--- What is asked ---
Word for word, set down the records and skip each picture.

--- Exercise material ---

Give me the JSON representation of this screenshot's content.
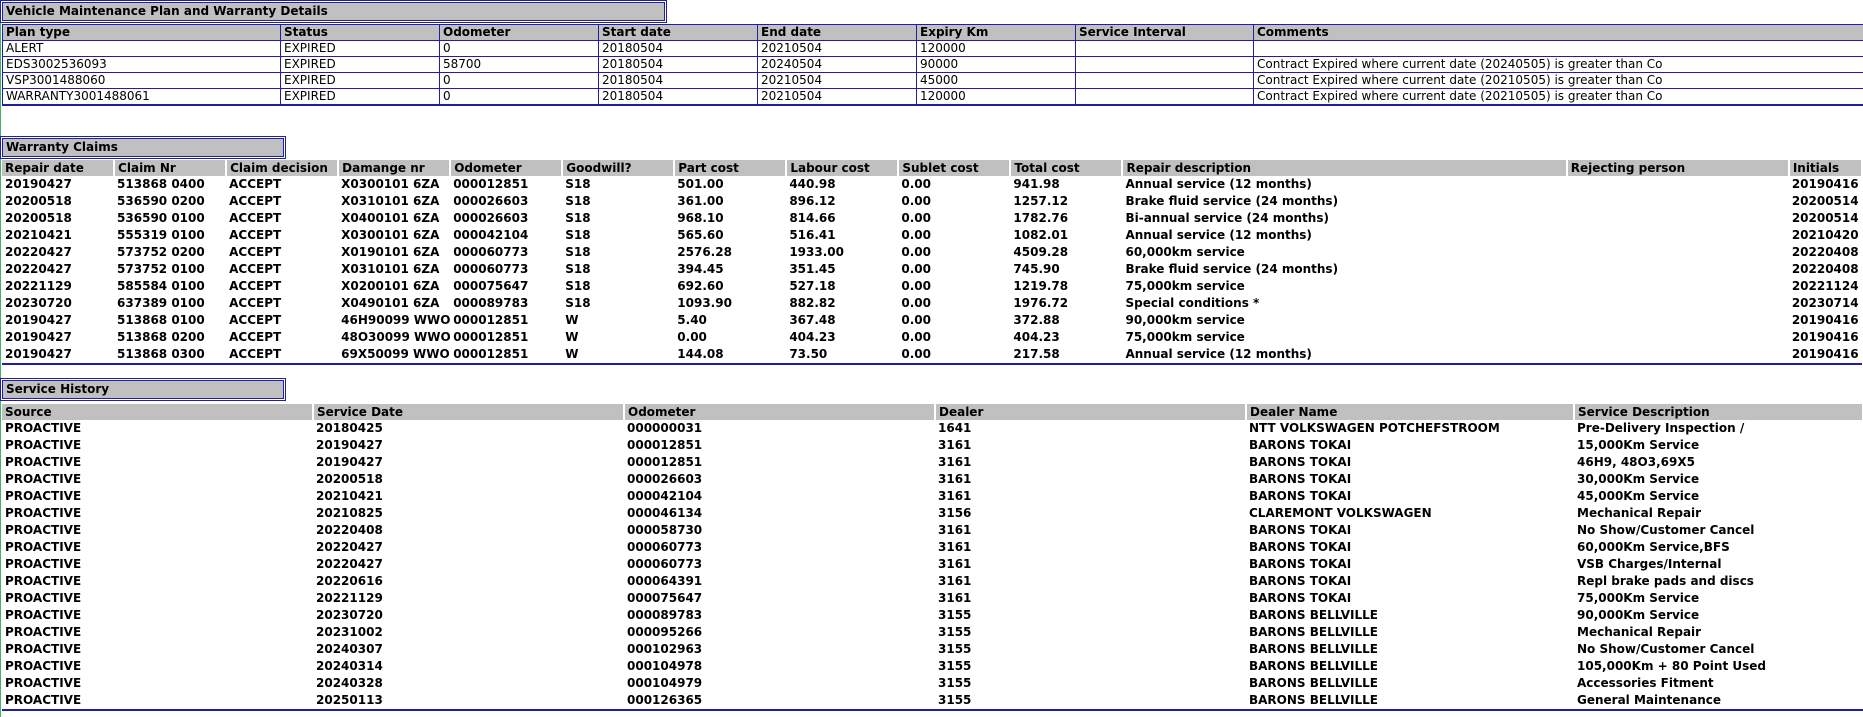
{
  "maintenance": {
    "title": "Vehicle Maintenance Plan and Warranty Details",
    "headers": [
      "Plan type",
      "Status",
      "Odometer",
      "Start date",
      "End date",
      "Expiry Km",
      "Service Interval",
      "Comments"
    ],
    "rows": [
      [
        "ALERT",
        "EXPIRED",
        "0",
        "20180504",
        "20210504",
        "120000",
        "",
        ""
      ],
      [
        "EDS3002536093",
        "EXPIRED",
        "58700",
        "20180504",
        "20240504",
        "90000",
        "",
        "Contract Expired where current date (20240505) is greater than Co"
      ],
      [
        "VSP3001488060",
        "EXPIRED",
        "0",
        "20180504",
        "20210504",
        "45000",
        "",
        "Contract Expired where current date (20210505) is greater than Co"
      ],
      [
        "WARRANTY3001488061",
        "EXPIRED",
        "0",
        "20180504",
        "20210504",
        "120000",
        "",
        "Contract Expired where current date (20210505) is greater than Co"
      ]
    ]
  },
  "claims": {
    "title": "Warranty Claims",
    "headers": [
      "Repair date",
      "Claim Nr",
      "Claim decision",
      "Damange nr",
      "Odometer",
      "Goodwill?",
      "Part cost",
      "Labour cost",
      "Sublet cost",
      "Total cost",
      "Repair description",
      "Rejecting person",
      "Initials"
    ],
    "rows": [
      [
        "20190427",
        "513868 0400",
        "ACCEPT",
        "X0300101 6ZA",
        "000012851",
        "S18",
        "501.00",
        "440.98",
        "0.00",
        "941.98",
        "Annual service (12 months)",
        "",
        "20190416"
      ],
      [
        "20200518",
        "536590 0200",
        "ACCEPT",
        "X0310101 6ZA",
        "000026603",
        "S18",
        "361.00",
        "896.12",
        "0.00",
        "1257.12",
        "Brake fluid service (24 months)",
        "",
        "20200514"
      ],
      [
        "20200518",
        "536590 0100",
        "ACCEPT",
        "X0400101 6ZA",
        "000026603",
        "S18",
        "968.10",
        "814.66",
        "0.00",
        "1782.76",
        "Bi-annual service (24 months)",
        "",
        "20200514"
      ],
      [
        "20210421",
        "555319 0100",
        "ACCEPT",
        "X0300101 6ZA",
        "000042104",
        "S18",
        "565.60",
        "516.41",
        "0.00",
        "1082.01",
        "Annual service (12 months)",
        "",
        "20210420"
      ],
      [
        "20220427",
        "573752 0200",
        "ACCEPT",
        "X0190101 6ZA",
        "000060773",
        "S18",
        "2576.28",
        "1933.00",
        "0.00",
        "4509.28",
        "60,000km service",
        "",
        "20220408"
      ],
      [
        "20220427",
        "573752 0100",
        "ACCEPT",
        "X0310101 6ZA",
        "000060773",
        "S18",
        "394.45",
        "351.45",
        "0.00",
        "745.90",
        "Brake fluid service (24 months)",
        "",
        "20220408"
      ],
      [
        "20221129",
        "585584 0100",
        "ACCEPT",
        "X0200101 6ZA",
        "000075647",
        "S18",
        "692.60",
        "527.18",
        "0.00",
        "1219.78",
        "75,000km service",
        "",
        "20221124"
      ],
      [
        "20230720",
        "637389 0100",
        "ACCEPT",
        "X0490101 6ZA",
        "000089783",
        "S18",
        "1093.90",
        "882.82",
        "0.00",
        "1976.72",
        "Special conditions *",
        "",
        "20230714"
      ],
      [
        "20190427",
        "513868 0100",
        "ACCEPT",
        "46H90099 WWO",
        "000012851",
        "W",
        "5.40",
        "367.48",
        "0.00",
        "372.88",
        "90,000km service",
        "",
        "20190416"
      ],
      [
        "20190427",
        "513868 0200",
        "ACCEPT",
        "48O30099 WWO",
        "000012851",
        "W",
        "0.00",
        "404.23",
        "0.00",
        "404.23",
        "75,000km service",
        "",
        "20190416"
      ],
      [
        "20190427",
        "513868 0300",
        "ACCEPT",
        "69X50099 WWO",
        "000012851",
        "W",
        "144.08",
        "73.50",
        "0.00",
        "217.58",
        "Annual service (12 months)",
        "",
        "20190416"
      ]
    ]
  },
  "history": {
    "title": "Service History",
    "headers": [
      "Source",
      "Service Date",
      "Odometer",
      "Dealer",
      "Dealer Name",
      "Service Description"
    ],
    "rows": [
      [
        "PROACTIVE",
        "20180425",
        "000000031",
        "1641",
        "NTT VOLKSWAGEN POTCHEFSTROOM",
        "Pre-Delivery Inspection /"
      ],
      [
        "PROACTIVE",
        "20190427",
        "000012851",
        "3161",
        "BARONS TOKAI",
        "15,000Km Service"
      ],
      [
        "PROACTIVE",
        "20190427",
        "000012851",
        "3161",
        "BARONS TOKAI",
        "46H9, 48O3,69X5"
      ],
      [
        "PROACTIVE",
        "20200518",
        "000026603",
        "3161",
        "BARONS TOKAI",
        "30,000Km Service"
      ],
      [
        "PROACTIVE",
        "20210421",
        "000042104",
        "3161",
        "BARONS TOKAI",
        "45,000Km Service"
      ],
      [
        "PROACTIVE",
        "20210825",
        "000046134",
        "3156",
        "CLAREMONT VOLKSWAGEN",
        "Mechanical Repair"
      ],
      [
        "PROACTIVE",
        "20220408",
        "000058730",
        "3161",
        "BARONS TOKAI",
        "No Show/Customer Cancel"
      ],
      [
        "PROACTIVE",
        "20220427",
        "000060773",
        "3161",
        "BARONS TOKAI",
        "60,000Km Service,BFS"
      ],
      [
        "PROACTIVE",
        "20220427",
        "000060773",
        "3161",
        "BARONS TOKAI",
        "VSB Charges/Internal"
      ],
      [
        "PROACTIVE",
        "20220616",
        "000064391",
        "3161",
        "BARONS TOKAI",
        "Repl brake pads and discs"
      ],
      [
        "PROACTIVE",
        "20221129",
        "000075647",
        "3161",
        "BARONS TOKAI",
        "75,000Km Service"
      ],
      [
        "PROACTIVE",
        "20230720",
        "000089783",
        "3155",
        "BARONS BELLVILLE",
        "90,000Km Service"
      ],
      [
        "PROACTIVE",
        "20231002",
        "000095266",
        "3155",
        "BARONS BELLVILLE",
        "Mechanical Repair"
      ],
      [
        "PROACTIVE",
        "20240307",
        "000102963",
        "3155",
        "BARONS BELLVILLE",
        "No Show/Customer Cancel"
      ],
      [
        "PROACTIVE",
        "20240314",
        "000104978",
        "3155",
        "BARONS BELLVILLE",
        "105,000Km + 80 Point Used"
      ],
      [
        "PROACTIVE",
        "20240328",
        "000104979",
        "3155",
        "BARONS BELLVILLE",
        "Accessories Fitment"
      ],
      [
        "PROACTIVE",
        "20250113",
        "000126365",
        "3155",
        "BARONS BELLVILLE",
        "General Maintenance"
      ]
    ]
  }
}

--- The answer ---
Give me the JSON representation of this screenshot's content.
{
  "maintenance": {
    "title": "Vehicle Maintenance Plan and Warranty Details",
    "headers": [
      "Plan type",
      "Status",
      "Odometer",
      "Start date",
      "End date",
      "Expiry Km",
      "Service Interval",
      "Comments"
    ],
    "rows": [
      [
        "ALERT",
        "EXPIRED",
        "0",
        "20180504",
        "20210504",
        "120000",
        "",
        ""
      ],
      [
        "EDS3002536093",
        "EXPIRED",
        "58700",
        "20180504",
        "20240504",
        "90000",
        "",
        "Contract Expired where current date (20240505) is greater than Co"
      ],
      [
        "VSP3001488060",
        "EXPIRED",
        "0",
        "20180504",
        "20210504",
        "45000",
        "",
        "Contract Expired where current date (20210505) is greater than Co"
      ],
      [
        "WARRANTY3001488061",
        "EXPIRED",
        "0",
        "20180504",
        "20210504",
        "120000",
        "",
        "Contract Expired where current date (20210505) is greater than Co"
      ]
    ]
  },
  "claims": {
    "title": "Warranty Claims",
    "headers": [
      "Repair date",
      "Claim Nr",
      "Claim decision",
      "Damange nr",
      "Odometer",
      "Goodwill?",
      "Part cost",
      "Labour cost",
      "Sublet cost",
      "Total cost",
      "Repair description",
      "Rejecting person",
      "Initials"
    ],
    "rows": [
      [
        "20190427",
        "513868 0400",
        "ACCEPT",
        "X0300101 6ZA",
        "000012851",
        "S18",
        "501.00",
        "440.98",
        "0.00",
        "941.98",
        "Annual service (12 months)",
        "",
        "20190416"
      ],
      [
        "20200518",
        "536590 0200",
        "ACCEPT",
        "X0310101 6ZA",
        "000026603",
        "S18",
        "361.00",
        "896.12",
        "0.00",
        "1257.12",
        "Brake fluid service (24 months)",
        "",
        "20200514"
      ],
      [
        "20200518",
        "536590 0100",
        "ACCEPT",
        "X0400101 6ZA",
        "000026603",
        "S18",
        "968.10",
        "814.66",
        "0.00",
        "1782.76",
        "Bi-annual service (24 months)",
        "",
        "20200514"
      ],
      [
        "20210421",
        "555319 0100",
        "ACCEPT",
        "X0300101 6ZA",
        "000042104",
        "S18",
        "565.60",
        "516.41",
        "0.00",
        "1082.01",
        "Annual service (12 months)",
        "",
        "20210420"
      ],
      [
        "20220427",
        "573752 0200",
        "ACCEPT",
        "X0190101 6ZA",
        "000060773",
        "S18",
        "2576.28",
        "1933.00",
        "0.00",
        "4509.28",
        "60,000km service",
        "",
        "20220408"
      ],
      [
        "20220427",
        "573752 0100",
        "ACCEPT",
        "X0310101 6ZA",
        "000060773",
        "S18",
        "394.45",
        "351.45",
        "0.00",
        "745.90",
        "Brake fluid service (24 months)",
        "",
        "20220408"
      ],
      [
        "20221129",
        "585584 0100",
        "ACCEPT",
        "X0200101 6ZA",
        "000075647",
        "S18",
        "692.60",
        "527.18",
        "0.00",
        "1219.78",
        "75,000km service",
        "",
        "20221124"
      ],
      [
        "20230720",
        "637389 0100",
        "ACCEPT",
        "X0490101 6ZA",
        "000089783",
        "S18",
        "1093.90",
        "882.82",
        "0.00",
        "1976.72",
        "Special conditions *",
        "",
        "20230714"
      ],
      [
        "20190427",
        "513868 0100",
        "ACCEPT",
        "46H90099 WWO",
        "000012851",
        "W",
        "5.40",
        "367.48",
        "0.00",
        "372.88",
        "90,000km service",
        "",
        "20190416"
      ],
      [
        "20190427",
        "513868 0200",
        "ACCEPT",
        "48O30099 WWO",
        "000012851",
        "W",
        "0.00",
        "404.23",
        "0.00",
        "404.23",
        "75,000km service",
        "",
        "20190416"
      ],
      [
        "20190427",
        "513868 0300",
        "ACCEPT",
        "69X50099 WWO",
        "000012851",
        "W",
        "144.08",
        "73.50",
        "0.00",
        "217.58",
        "Annual service (12 months)",
        "",
        "20190416"
      ]
    ]
  },
  "history": {
    "title": "Service History",
    "headers": [
      "Source",
      "Service Date",
      "Odometer",
      "Dealer",
      "Dealer Name",
      "Service Description"
    ],
    "rows": [
      [
        "PROACTIVE",
        "20180425",
        "000000031",
        "1641",
        "NTT VOLKSWAGEN POTCHEFSTROOM",
        "Pre-Delivery Inspection /"
      ],
      [
        "PROACTIVE",
        "20190427",
        "000012851",
        "3161",
        "BARONS TOKAI",
        "15,000Km Service"
      ],
      [
        "PROACTIVE",
        "20190427",
        "000012851",
        "3161",
        "BARONS TOKAI",
        "46H9, 48O3,69X5"
      ],
      [
        "PROACTIVE",
        "20200518",
        "000026603",
        "3161",
        "BARONS TOKAI",
        "30,000Km Service"
      ],
      [
        "PROACTIVE",
        "20210421",
        "000042104",
        "3161",
        "BARONS TOKAI",
        "45,000Km Service"
      ],
      [
        "PROACTIVE",
        "20210825",
        "000046134",
        "3156",
        "CLAREMONT VOLKSWAGEN",
        "Mechanical Repair"
      ],
      [
        "PROACTIVE",
        "20220408",
        "000058730",
        "3161",
        "BARONS TOKAI",
        "No Show/Customer Cancel"
      ],
      [
        "PROACTIVE",
        "20220427",
        "000060773",
        "3161",
        "BARONS TOKAI",
        "60,000Km Service,BFS"
      ],
      [
        "PROACTIVE",
        "20220427",
        "000060773",
        "3161",
        "BARONS TOKAI",
        "VSB Charges/Internal"
      ],
      [
        "PROACTIVE",
        "20220616",
        "000064391",
        "3161",
        "BARONS TOKAI",
        "Repl brake pads and discs"
      ],
      [
        "PROACTIVE",
        "20221129",
        "000075647",
        "3161",
        "BARONS TOKAI",
        "75,000Km Service"
      ],
      [
        "PROACTIVE",
        "20230720",
        "000089783",
        "3155",
        "BARONS BELLVILLE",
        "90,000Km Service"
      ],
      [
        "PROACTIVE",
        "20231002",
        "000095266",
        "3155",
        "BARONS BELLVILLE",
        "Mechanical Repair"
      ],
      [
        "PROACTIVE",
        "20240307",
        "000102963",
        "3155",
        "BARONS BELLVILLE",
        "No Show/Customer Cancel"
      ],
      [
        "PROACTIVE",
        "20240314",
        "000104978",
        "3155",
        "BARONS BELLVILLE",
        "105,000Km + 80 Point Used"
      ],
      [
        "PROACTIVE",
        "20240328",
        "000104979",
        "3155",
        "BARONS BELLVILLE",
        "Accessories Fitment"
      ],
      [
        "PROACTIVE",
        "20250113",
        "000126365",
        "3155",
        "BARONS BELLVILLE",
        "General Maintenance"
      ]
    ]
  }
}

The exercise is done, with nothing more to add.